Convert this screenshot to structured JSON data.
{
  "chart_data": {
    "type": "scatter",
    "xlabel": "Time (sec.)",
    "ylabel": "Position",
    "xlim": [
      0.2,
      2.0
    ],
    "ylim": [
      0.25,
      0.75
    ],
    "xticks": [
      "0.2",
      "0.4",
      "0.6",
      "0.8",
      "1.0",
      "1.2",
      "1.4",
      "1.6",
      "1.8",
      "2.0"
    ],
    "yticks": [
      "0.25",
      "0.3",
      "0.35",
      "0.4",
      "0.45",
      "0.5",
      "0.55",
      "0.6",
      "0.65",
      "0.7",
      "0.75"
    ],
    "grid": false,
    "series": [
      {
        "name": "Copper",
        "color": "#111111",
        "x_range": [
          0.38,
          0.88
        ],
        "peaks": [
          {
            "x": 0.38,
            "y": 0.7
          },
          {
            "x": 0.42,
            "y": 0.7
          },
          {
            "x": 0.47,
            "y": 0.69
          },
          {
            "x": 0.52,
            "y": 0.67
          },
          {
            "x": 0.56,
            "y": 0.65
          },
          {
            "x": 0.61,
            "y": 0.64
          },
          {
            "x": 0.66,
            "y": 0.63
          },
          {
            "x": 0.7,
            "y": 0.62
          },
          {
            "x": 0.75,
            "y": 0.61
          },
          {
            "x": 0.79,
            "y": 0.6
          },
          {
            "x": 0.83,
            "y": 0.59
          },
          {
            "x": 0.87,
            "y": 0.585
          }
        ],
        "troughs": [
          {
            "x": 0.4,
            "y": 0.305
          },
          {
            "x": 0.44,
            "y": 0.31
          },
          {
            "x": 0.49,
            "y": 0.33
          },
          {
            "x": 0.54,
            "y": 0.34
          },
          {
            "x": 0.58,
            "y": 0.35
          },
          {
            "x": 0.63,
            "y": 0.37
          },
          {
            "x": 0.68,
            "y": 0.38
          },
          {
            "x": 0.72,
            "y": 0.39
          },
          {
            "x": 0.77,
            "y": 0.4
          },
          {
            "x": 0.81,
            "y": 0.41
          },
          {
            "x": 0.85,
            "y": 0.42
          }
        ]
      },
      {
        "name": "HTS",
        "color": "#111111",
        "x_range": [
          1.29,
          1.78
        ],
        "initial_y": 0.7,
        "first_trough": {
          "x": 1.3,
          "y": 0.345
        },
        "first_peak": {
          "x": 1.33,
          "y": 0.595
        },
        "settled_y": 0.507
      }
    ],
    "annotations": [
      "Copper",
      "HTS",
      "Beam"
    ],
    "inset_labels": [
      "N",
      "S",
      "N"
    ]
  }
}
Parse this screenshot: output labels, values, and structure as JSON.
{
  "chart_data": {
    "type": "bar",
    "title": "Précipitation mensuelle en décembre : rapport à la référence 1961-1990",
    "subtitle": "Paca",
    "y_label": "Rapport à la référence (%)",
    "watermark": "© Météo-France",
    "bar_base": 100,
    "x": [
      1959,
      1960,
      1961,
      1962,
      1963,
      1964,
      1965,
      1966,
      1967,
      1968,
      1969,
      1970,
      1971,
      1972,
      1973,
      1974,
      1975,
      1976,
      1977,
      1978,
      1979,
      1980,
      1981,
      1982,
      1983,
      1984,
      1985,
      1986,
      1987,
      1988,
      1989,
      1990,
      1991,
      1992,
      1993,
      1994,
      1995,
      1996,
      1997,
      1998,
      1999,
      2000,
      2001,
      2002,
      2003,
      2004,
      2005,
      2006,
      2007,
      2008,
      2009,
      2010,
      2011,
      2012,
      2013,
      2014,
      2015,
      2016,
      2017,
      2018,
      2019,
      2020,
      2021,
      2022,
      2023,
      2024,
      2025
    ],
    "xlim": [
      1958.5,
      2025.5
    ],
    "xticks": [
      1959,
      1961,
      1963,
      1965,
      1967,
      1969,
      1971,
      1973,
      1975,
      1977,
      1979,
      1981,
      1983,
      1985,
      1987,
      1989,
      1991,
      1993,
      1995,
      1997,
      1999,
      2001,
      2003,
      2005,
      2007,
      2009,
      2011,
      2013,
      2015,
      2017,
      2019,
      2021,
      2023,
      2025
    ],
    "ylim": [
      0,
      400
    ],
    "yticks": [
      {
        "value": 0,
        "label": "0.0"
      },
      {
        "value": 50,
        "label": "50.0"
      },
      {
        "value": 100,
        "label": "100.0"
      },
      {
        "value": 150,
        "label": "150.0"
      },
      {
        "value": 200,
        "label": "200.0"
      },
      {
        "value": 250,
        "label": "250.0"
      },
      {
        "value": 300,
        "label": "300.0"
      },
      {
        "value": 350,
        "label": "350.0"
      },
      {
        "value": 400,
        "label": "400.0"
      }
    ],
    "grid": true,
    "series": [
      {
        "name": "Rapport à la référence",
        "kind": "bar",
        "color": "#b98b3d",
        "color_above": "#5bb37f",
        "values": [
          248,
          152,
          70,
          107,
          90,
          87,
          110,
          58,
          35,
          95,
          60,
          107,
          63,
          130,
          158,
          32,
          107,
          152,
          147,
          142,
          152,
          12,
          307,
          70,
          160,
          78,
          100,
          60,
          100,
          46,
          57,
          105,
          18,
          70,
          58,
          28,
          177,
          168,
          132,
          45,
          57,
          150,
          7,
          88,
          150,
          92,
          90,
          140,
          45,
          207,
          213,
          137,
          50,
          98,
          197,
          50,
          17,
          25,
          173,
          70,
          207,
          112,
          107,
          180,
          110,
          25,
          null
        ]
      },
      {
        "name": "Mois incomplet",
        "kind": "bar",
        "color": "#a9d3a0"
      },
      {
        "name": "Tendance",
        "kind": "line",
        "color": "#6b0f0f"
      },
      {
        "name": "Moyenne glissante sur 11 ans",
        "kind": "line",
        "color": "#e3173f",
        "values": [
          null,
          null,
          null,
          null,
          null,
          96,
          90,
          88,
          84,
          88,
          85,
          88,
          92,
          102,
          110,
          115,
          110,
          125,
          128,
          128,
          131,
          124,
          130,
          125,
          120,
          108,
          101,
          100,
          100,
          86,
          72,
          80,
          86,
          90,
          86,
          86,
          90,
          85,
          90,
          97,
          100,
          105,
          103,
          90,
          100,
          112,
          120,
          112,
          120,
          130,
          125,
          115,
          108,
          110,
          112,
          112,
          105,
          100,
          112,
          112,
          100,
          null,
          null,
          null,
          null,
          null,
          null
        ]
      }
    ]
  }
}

» Exercise aim: Provide the number of lines in the data above that contain the string "name", and nothing else.

» The output: 6